Problem description:
Can you print everything in the scoring pipeline text from "scoring.py Compares extracted" down to "for setup instructions.", word for word?

QueryResult.response_output (raw response text)
        |
        v
extractor.py  -->  extracted answer string
        |
        v
scoring.py    -->  correct / incorrect (per sample)
        |
        v
accuracy summary written into benchmark results

Files

File Purpose
extractor.py Extracts model answer from raw text (regex, boxed-answer parsing)
scoring.py Compares extracted answer to ground truth label
livecodebench/ LiveCodeBench-specific code execution pipeline

LiveCodeBench

LiveCodeBench requires a sandboxed code execution server. The livecodebench/ subdirectory contains the server implementation and a Dockerfile. See src/inference_endpoint/evaluation/livecodebench/README.md for setup instructions.

Files:

  • _server.py — FastAPI server that executes submitted code
  • lcb_serve.py — Server management utilities
  • generate.py — Response generation utilities
  • run_lcb_tests.py — Test runner for LCB evaluation
  • lcb_serve.dockerfile — Docker image for the execution server

Scoring Methods

The scorer registry in evaluation/scoring.py currently includes:

Method Description
pass_at_1 Exact-match style scoring; also used by the LiveCodeBench path
string_match Whitespace-trimmed string equality
rouge ROUGE-based text generation scoring
code_bench_scorer LiveCodeBench code-execution scoring
shopify_category_f1 Shopify category F1 evaluation

The scoring configuration used by benchmark execution is specified per accuracy dataset under datasets[].accuracy_config, including accuracy_config.eval_method, accuracy_config.extractor, and optional accuracy_config.ground_truth.

Information supplied:

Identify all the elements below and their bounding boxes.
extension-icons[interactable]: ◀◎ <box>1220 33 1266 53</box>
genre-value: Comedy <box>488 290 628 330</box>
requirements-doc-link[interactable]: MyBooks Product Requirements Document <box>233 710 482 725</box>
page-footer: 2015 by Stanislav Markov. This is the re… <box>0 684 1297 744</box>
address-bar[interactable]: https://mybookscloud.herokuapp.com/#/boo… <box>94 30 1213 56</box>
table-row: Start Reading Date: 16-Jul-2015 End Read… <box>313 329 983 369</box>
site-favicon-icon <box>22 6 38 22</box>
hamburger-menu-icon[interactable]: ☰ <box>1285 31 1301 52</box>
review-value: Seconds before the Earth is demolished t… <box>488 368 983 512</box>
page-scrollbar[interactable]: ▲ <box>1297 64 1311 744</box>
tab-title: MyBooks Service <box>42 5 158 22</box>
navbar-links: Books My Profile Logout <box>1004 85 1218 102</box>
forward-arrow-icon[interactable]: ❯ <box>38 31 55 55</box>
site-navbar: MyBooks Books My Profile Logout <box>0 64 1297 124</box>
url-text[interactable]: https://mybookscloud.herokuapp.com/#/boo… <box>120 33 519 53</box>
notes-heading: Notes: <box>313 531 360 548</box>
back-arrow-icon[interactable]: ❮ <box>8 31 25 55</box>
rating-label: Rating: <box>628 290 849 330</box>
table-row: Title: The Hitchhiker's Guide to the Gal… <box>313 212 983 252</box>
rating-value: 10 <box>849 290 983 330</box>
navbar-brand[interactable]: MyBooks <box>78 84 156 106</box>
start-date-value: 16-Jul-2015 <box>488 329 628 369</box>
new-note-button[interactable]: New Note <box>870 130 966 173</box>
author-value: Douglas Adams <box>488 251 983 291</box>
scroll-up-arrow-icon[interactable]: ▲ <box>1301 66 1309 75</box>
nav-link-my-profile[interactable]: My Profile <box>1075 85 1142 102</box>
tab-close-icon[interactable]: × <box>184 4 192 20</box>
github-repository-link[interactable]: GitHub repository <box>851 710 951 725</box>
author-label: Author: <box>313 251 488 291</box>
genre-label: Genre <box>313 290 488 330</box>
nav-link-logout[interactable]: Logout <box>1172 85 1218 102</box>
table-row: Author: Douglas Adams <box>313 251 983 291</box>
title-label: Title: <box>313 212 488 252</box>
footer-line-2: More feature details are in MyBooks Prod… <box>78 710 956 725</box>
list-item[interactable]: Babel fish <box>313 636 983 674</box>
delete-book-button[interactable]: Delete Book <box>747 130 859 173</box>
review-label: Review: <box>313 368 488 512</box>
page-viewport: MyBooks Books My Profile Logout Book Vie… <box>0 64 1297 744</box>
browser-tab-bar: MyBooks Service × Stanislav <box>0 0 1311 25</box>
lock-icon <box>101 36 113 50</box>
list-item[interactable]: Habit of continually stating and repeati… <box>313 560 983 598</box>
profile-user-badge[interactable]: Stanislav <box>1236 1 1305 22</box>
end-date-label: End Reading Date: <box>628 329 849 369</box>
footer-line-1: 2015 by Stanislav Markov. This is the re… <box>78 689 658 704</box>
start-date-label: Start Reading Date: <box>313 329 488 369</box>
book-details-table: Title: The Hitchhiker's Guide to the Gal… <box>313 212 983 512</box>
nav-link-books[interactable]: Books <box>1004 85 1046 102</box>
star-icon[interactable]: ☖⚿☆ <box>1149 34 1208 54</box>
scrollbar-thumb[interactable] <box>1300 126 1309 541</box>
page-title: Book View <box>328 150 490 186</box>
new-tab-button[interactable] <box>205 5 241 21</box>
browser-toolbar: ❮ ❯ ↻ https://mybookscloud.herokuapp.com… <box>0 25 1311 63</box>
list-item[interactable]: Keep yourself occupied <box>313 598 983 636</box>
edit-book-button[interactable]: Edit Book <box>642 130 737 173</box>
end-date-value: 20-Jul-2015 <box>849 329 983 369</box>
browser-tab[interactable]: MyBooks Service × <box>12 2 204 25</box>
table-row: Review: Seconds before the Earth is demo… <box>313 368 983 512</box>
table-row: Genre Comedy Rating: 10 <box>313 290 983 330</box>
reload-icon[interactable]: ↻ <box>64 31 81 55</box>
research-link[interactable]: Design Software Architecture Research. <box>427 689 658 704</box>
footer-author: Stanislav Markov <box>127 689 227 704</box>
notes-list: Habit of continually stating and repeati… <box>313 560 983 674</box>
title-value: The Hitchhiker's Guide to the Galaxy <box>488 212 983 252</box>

Response:
scoring.py Compares extracted answer to ground truth label
livecodebench/ LiveCodeBench-specific code execution pipeline

LiveCodeBench

LiveCodeBench requires a sandboxed code execution server. The livecodebench/ subdirectory contains the server implementation and a Dockerfile. See src/inference_endpoint/evaluation/livecodebench/README.md for setup instructions.